GIVEN DATA ->
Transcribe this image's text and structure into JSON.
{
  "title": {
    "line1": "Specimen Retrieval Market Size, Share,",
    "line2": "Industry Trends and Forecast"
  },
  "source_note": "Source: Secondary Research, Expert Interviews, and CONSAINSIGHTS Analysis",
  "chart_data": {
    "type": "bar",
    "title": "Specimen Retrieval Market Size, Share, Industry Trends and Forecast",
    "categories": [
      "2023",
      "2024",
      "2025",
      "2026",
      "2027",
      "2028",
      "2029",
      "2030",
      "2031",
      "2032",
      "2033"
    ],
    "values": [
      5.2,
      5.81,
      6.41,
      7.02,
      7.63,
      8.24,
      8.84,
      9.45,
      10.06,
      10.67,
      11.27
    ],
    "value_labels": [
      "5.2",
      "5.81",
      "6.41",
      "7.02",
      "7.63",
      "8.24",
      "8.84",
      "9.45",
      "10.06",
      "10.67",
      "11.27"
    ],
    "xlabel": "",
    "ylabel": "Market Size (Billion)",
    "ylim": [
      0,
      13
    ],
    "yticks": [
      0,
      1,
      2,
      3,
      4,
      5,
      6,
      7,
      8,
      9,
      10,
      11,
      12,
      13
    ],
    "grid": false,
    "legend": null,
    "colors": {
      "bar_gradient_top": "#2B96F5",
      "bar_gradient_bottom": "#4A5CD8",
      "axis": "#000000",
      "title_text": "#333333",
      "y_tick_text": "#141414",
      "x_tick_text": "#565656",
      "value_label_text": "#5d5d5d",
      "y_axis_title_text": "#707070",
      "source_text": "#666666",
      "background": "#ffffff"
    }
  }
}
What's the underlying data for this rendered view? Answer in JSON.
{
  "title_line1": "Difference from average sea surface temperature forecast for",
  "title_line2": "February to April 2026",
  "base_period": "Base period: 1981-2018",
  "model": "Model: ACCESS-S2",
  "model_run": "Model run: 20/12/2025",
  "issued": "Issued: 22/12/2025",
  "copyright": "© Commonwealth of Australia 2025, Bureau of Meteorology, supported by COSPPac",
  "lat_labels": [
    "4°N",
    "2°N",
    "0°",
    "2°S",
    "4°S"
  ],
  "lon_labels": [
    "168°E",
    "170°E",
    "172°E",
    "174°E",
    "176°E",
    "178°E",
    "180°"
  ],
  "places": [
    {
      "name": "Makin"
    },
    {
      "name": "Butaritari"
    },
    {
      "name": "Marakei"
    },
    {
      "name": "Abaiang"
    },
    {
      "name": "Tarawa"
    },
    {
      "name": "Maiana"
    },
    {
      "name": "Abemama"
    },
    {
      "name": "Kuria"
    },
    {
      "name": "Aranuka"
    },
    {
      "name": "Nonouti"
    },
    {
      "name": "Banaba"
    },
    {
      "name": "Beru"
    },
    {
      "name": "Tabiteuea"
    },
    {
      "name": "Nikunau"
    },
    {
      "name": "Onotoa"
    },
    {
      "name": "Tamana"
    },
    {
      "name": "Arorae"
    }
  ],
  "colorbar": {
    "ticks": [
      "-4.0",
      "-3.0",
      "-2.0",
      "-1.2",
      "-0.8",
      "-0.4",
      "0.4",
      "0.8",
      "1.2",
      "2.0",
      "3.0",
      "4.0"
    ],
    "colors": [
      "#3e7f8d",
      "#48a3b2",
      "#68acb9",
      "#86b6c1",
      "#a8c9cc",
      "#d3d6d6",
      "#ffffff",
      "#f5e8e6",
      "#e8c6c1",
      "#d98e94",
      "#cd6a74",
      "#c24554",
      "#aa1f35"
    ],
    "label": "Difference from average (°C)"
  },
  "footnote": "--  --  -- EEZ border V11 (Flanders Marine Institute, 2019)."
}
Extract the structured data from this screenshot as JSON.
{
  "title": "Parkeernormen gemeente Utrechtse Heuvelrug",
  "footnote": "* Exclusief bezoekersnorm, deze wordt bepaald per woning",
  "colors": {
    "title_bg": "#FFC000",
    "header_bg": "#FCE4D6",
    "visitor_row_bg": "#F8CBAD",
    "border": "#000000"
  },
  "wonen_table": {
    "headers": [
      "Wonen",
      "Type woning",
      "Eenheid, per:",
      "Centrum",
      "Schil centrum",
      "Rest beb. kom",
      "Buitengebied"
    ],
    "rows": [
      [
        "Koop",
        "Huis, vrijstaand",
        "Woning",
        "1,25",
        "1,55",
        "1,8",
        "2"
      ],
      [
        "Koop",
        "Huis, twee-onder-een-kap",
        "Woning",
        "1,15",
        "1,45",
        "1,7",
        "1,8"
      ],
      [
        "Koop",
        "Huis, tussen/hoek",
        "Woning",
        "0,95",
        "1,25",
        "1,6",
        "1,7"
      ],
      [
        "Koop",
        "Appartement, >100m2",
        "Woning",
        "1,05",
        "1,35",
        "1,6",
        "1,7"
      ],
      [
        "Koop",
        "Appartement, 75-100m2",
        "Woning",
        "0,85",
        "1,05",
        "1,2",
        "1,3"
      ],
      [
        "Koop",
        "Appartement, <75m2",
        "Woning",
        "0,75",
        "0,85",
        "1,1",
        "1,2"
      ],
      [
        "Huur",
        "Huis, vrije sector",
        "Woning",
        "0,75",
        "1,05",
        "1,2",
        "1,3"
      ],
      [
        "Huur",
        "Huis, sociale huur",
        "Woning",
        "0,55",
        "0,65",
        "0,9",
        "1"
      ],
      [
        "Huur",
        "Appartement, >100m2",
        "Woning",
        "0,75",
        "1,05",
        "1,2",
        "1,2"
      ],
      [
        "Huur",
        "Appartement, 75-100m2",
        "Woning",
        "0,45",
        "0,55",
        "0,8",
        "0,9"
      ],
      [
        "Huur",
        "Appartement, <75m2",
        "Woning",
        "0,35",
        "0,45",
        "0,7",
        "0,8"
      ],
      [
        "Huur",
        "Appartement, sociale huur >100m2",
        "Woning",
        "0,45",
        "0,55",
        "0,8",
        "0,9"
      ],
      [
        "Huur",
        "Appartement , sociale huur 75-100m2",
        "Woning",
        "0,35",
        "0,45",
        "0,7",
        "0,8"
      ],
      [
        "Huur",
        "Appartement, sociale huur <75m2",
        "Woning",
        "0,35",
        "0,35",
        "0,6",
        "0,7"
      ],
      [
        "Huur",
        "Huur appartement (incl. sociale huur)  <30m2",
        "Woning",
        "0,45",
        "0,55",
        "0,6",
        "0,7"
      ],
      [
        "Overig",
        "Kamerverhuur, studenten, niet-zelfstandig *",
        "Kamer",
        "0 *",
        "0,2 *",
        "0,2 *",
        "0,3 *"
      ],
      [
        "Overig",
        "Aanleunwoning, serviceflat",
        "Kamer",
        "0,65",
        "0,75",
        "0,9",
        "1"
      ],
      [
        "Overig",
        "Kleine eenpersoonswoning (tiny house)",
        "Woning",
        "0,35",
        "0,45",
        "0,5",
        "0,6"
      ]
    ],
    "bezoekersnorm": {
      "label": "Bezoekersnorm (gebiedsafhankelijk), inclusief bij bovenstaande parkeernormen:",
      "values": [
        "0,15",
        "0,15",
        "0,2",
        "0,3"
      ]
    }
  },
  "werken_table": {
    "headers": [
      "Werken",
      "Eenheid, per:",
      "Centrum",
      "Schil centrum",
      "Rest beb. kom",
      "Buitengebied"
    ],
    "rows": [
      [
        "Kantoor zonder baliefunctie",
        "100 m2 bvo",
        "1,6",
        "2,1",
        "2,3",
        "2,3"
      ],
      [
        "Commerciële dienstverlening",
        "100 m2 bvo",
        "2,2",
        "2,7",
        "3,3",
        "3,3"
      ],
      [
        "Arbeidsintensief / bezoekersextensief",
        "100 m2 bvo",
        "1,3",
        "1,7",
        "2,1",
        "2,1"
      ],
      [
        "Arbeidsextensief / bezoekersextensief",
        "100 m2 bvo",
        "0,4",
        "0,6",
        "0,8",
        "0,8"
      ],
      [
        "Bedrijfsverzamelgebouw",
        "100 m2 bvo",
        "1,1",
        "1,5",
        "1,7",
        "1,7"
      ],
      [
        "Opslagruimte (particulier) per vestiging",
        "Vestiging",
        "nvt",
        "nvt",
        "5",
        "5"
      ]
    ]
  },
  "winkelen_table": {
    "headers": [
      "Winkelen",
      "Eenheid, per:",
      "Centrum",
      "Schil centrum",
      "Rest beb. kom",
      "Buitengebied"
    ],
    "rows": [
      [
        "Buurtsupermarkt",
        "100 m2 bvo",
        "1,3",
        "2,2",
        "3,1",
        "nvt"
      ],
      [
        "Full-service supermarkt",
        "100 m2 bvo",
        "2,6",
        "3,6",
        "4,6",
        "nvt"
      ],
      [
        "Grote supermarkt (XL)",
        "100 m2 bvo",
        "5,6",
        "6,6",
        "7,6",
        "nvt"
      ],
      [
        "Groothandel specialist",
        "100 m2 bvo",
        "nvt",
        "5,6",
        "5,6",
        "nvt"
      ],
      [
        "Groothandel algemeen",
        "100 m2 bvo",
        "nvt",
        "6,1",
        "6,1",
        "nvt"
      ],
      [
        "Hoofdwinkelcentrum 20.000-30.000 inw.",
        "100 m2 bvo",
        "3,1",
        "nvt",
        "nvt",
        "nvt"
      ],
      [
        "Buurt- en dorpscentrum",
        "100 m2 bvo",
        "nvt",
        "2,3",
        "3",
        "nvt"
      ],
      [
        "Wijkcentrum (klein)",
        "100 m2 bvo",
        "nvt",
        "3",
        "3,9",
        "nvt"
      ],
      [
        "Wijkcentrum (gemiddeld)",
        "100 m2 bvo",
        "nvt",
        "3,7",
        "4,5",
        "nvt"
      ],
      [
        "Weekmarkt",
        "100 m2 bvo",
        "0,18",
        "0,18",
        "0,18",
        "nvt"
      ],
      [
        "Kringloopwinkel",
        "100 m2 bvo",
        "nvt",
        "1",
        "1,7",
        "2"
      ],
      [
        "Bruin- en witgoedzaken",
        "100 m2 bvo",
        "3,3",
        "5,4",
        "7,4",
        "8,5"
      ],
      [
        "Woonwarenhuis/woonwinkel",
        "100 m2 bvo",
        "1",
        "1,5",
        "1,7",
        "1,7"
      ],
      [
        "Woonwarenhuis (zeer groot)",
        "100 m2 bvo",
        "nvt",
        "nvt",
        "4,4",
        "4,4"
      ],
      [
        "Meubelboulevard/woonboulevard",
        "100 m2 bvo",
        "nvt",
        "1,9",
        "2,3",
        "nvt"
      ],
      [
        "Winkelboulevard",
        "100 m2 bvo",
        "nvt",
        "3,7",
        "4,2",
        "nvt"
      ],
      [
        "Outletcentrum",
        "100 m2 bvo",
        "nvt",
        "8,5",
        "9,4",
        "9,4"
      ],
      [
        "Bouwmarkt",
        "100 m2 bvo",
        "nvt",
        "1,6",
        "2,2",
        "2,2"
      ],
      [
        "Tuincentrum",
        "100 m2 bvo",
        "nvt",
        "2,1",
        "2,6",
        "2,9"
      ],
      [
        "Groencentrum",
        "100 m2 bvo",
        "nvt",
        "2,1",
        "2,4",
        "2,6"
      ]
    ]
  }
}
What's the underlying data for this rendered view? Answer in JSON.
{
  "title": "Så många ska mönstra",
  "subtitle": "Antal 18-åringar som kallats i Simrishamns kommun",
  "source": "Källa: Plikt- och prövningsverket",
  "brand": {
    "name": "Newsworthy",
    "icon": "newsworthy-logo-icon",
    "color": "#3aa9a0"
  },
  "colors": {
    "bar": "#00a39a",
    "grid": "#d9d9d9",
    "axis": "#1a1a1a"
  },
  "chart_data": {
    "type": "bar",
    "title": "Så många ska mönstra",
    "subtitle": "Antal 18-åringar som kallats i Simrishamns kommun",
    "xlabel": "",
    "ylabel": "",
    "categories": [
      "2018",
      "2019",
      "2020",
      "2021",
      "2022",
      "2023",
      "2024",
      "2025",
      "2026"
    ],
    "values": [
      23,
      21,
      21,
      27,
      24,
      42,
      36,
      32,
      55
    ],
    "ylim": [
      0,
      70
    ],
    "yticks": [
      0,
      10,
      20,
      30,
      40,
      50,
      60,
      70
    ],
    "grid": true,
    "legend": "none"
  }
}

GIVEN REQUEST ->
From the data above, gather every line that includes the word "Antal".

FINISHED TASK ->
  "subtitle": "Antal 18-åringar som kallats i Simrishamns kommun",
    "subtitle": "Antal 18-åringar som kallats i Simrishamns kommun",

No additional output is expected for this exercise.